[Start of Raw records]
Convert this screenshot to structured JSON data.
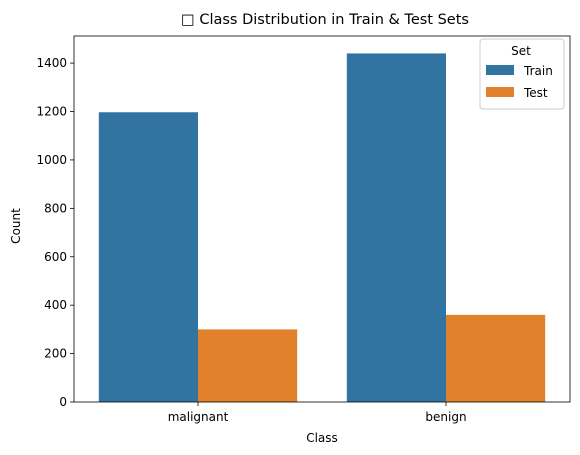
{
  "chart_data": {
    "type": "bar",
    "title": "□ Class Distribution in Train & Test Sets",
    "xlabel": "Class",
    "ylabel": "Count",
    "categories": [
      "malignant",
      "benign"
    ],
    "series": [
      {
        "name": "Train",
        "values": [
          1197,
          1440
        ],
        "color": "#3274a1"
      },
      {
        "name": "Test",
        "values": [
          300,
          360
        ],
        "color": "#e1812c"
      }
    ],
    "ylim": [
      0,
      1512
    ],
    "yticks": [
      0,
      200,
      400,
      600,
      800,
      1000,
      1200,
      1400
    ],
    "legend": {
      "title": "Set",
      "placement": "top-right"
    },
    "grid": false
  }
}
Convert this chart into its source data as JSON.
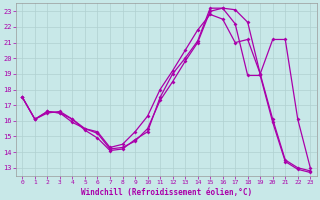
{
  "xlabel": "Windchill (Refroidissement éolien,°C)",
  "background_color": "#c8e8e8",
  "grid_color": "#b0d0d0",
  "line_color": "#aa00aa",
  "xlim": [
    -0.5,
    23.5
  ],
  "ylim": [
    12.5,
    23.5
  ],
  "xticks": [
    0,
    1,
    2,
    3,
    4,
    5,
    6,
    7,
    8,
    9,
    10,
    11,
    12,
    13,
    14,
    15,
    16,
    17,
    18,
    19,
    20,
    21,
    22,
    23
  ],
  "yticks": [
    13,
    14,
    15,
    16,
    17,
    18,
    19,
    20,
    21,
    22,
    23
  ],
  "line1_x": [
    0,
    1,
    2,
    3,
    4,
    5,
    6,
    7,
    8,
    9,
    10,
    11,
    12,
    13,
    14,
    15,
    16,
    17,
    18,
    19,
    20,
    21,
    22,
    23
  ],
  "line1_y": [
    17.5,
    16.1,
    16.6,
    16.5,
    16.1,
    15.4,
    14.9,
    14.1,
    14.2,
    14.8,
    15.3,
    17.5,
    19.0,
    20.0,
    21.1,
    23.2,
    23.2,
    23.1,
    22.3,
    19.0,
    16.1,
    13.5,
    13.0,
    12.8
  ],
  "line2_x": [
    0,
    1,
    2,
    3,
    4,
    5,
    6,
    7,
    8,
    9,
    10,
    11,
    12,
    13,
    14,
    15,
    16,
    17,
    18,
    19,
    20,
    21,
    22,
    23
  ],
  "line2_y": [
    17.5,
    16.1,
    16.5,
    16.6,
    16.1,
    15.5,
    15.2,
    14.2,
    14.3,
    14.7,
    15.5,
    17.3,
    18.5,
    19.8,
    21.0,
    23.0,
    23.2,
    22.2,
    18.9,
    18.9,
    15.9,
    13.4,
    12.9,
    12.7
  ],
  "line3_x": [
    0,
    1,
    2,
    3,
    4,
    5,
    6,
    7,
    8,
    9,
    10,
    11,
    12,
    13,
    14,
    15,
    16,
    17,
    18,
    19,
    20,
    21,
    22,
    23
  ],
  "line3_y": [
    17.5,
    16.1,
    16.6,
    16.5,
    15.9,
    15.5,
    15.3,
    14.3,
    14.5,
    15.3,
    16.3,
    18.0,
    19.2,
    20.5,
    21.8,
    22.8,
    22.5,
    21.0,
    21.2,
    19.0,
    21.2,
    21.2,
    16.1,
    13.0
  ]
}
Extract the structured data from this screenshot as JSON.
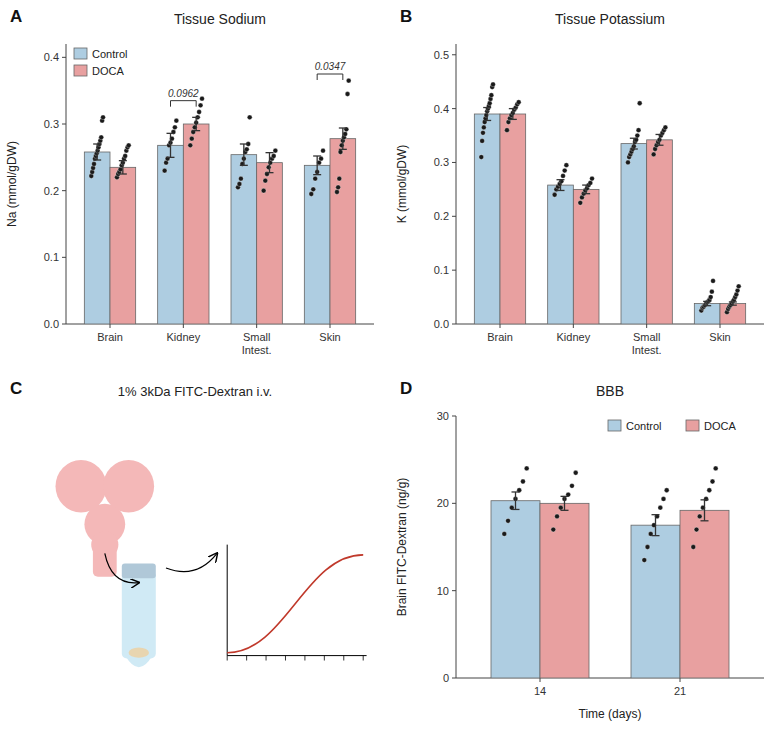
{
  "chart_data": [
    {
      "type": "bar",
      "title": "Tissue Sodium",
      "ylabel": "Na (mmol/gDW)",
      "categories": [
        "Brain",
        "Kidney",
        "Small\nIntest.",
        "Skin"
      ],
      "series": [
        {
          "name": "Control",
          "color": "#aecde1",
          "values": [
            0.258,
            0.268,
            0.254,
            0.238
          ],
          "errors": [
            0.012,
            0.018,
            0.016,
            0.014
          ],
          "points": [
            [
              0.222,
              0.228,
              0.234,
              0.24,
              0.248,
              0.252,
              0.256,
              0.26,
              0.265,
              0.27,
              0.275,
              0.28,
              0.305,
              0.31
            ],
            [
              0.23,
              0.242,
              0.248,
              0.268,
              0.272,
              0.278,
              0.288,
              0.295,
              0.305
            ],
            [
              0.205,
              0.21,
              0.218,
              0.24,
              0.248,
              0.258,
              0.262,
              0.27,
              0.31
            ],
            [
              0.195,
              0.202,
              0.218,
              0.228,
              0.242,
              0.248,
              0.26
            ]
          ]
        },
        {
          "name": "DOCA",
          "color": "#e8a0a0",
          "values": [
            0.235,
            0.3,
            0.242,
            0.278
          ],
          "errors": [
            0.01,
            0.01,
            0.015,
            0.016
          ],
          "points": [
            [
              0.22,
              0.225,
              0.228,
              0.232,
              0.238,
              0.242,
              0.248,
              0.252,
              0.26,
              0.265,
              0.268
            ],
            [
              0.268,
              0.278,
              0.288,
              0.295,
              0.302,
              0.31,
              0.318,
              0.328,
              0.338
            ],
            [
              0.2,
              0.215,
              0.225,
              0.235,
              0.242,
              0.248,
              0.252,
              0.26
            ],
            [
              0.198,
              0.205,
              0.218,
              0.258,
              0.268,
              0.275,
              0.28,
              0.285,
              0.292,
              0.345,
              0.365
            ]
          ]
        }
      ],
      "ylim": [
        0.0,
        0.42
      ],
      "yticks": [
        {
          "value": 0.0,
          "label": "0.0"
        },
        0.1,
        0.2,
        0.3,
        0.4
      ],
      "legend": "upper left",
      "annotations": [
        {
          "text": "A"
        },
        {
          "text": "0.0962",
          "category": "Kidney",
          "y": 0.335
        },
        {
          "text": "0.0347",
          "category": "Skin",
          "y": 0.375
        }
      ]
    },
    {
      "type": "bar",
      "title": "Tissue Potassium",
      "ylabel": "K (mmol/gDW)",
      "categories": [
        "Brain",
        "Kidney",
        "Small\nIntest.",
        "Skin"
      ],
      "series": [
        {
          "color": "#aecde1",
          "values": [
            0.39,
            0.258,
            0.335,
            0.038
          ],
          "errors": [
            0.012,
            0.01,
            0.01,
            0.004
          ],
          "points": [
            [
              0.31,
              0.34,
              0.355,
              0.365,
              0.375,
              0.382,
              0.388,
              0.395,
              0.4,
              0.405,
              0.41,
              0.418,
              0.425,
              0.44,
              0.445
            ],
            [
              0.24,
              0.25,
              0.255,
              0.26,
              0.265,
              0.275,
              0.285,
              0.295
            ],
            [
              0.3,
              0.31,
              0.315,
              0.32,
              0.325,
              0.33,
              0.338,
              0.342,
              0.35,
              0.36,
              0.41
            ],
            [
              0.025,
              0.03,
              0.032,
              0.035,
              0.038,
              0.04,
              0.042,
              0.045,
              0.05,
              0.06,
              0.08
            ]
          ]
        },
        {
          "color": "#e8a0a0",
          "values": [
            0.39,
            0.25,
            0.342,
            0.038
          ],
          "errors": [
            0.01,
            0.008,
            0.01,
            0.003
          ],
          "points": [
            [
              0.36,
              0.375,
              0.382,
              0.388,
              0.392,
              0.398,
              0.402,
              0.408,
              0.412
            ],
            [
              0.225,
              0.235,
              0.242,
              0.248,
              0.252,
              0.258,
              0.262,
              0.27
            ],
            [
              0.315,
              0.325,
              0.332,
              0.338,
              0.342,
              0.35,
              0.355,
              0.36,
              0.365
            ],
            [
              0.022,
              0.028,
              0.032,
              0.035,
              0.038,
              0.042,
              0.045,
              0.05,
              0.055,
              0.062,
              0.07
            ]
          ]
        }
      ],
      "ylim": [
        0.0,
        0.52
      ],
      "yticks": [
        {
          "value": 0.0,
          "label": "0.0"
        },
        0.1,
        0.2,
        0.3,
        0.4,
        0.5
      ],
      "annotations": [
        {
          "text": "B"
        }
      ]
    },
    {
      "type": "schematic",
      "title": "1% 3kDa FITC-Dextran i.v.",
      "color": "#c0392b",
      "annotations": [
        {
          "text": "C"
        }
      ]
    },
    {
      "type": "bar",
      "title": "BBB",
      "ylabel": "Brain FITC-Dextran (ng/g)",
      "xlabel": "Time (days)",
      "categories": [
        "14",
        "21"
      ],
      "series": [
        {
          "name": "Control",
          "color": "#aecde1",
          "values": [
            20.3,
            17.5
          ],
          "errors": [
            1.0,
            1.2
          ],
          "points": [
            [
              16.5,
              18.0,
              19.5,
              20.5,
              21.5,
              22.5,
              24.0
            ],
            [
              13.5,
              15.0,
              16.5,
              17.5,
              18.5,
              19.5,
              20.5,
              21.5
            ]
          ]
        },
        {
          "name": "DOCA",
          "color": "#e8a0a0",
          "values": [
            20.0,
            19.2
          ],
          "errors": [
            0.8,
            1.2
          ],
          "points": [
            [
              17.0,
              18.5,
              19.5,
              20.5,
              21.0,
              22.0,
              23.5
            ],
            [
              15.0,
              17.0,
              18.5,
              19.5,
              20.5,
              21.5,
              22.5,
              24.0
            ]
          ]
        }
      ],
      "ylim": [
        0,
        30
      ],
      "yticks": [
        0,
        10,
        20,
        30
      ],
      "legend": "upper right",
      "annotations": [
        {
          "text": "D"
        }
      ]
    }
  ]
}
[End of Raw records]
Report back each line of the entries that holds the string "structured".

## Task result
Convert this screenshot to structured JSON data.
Extract the structured data from this screenshot as JSON.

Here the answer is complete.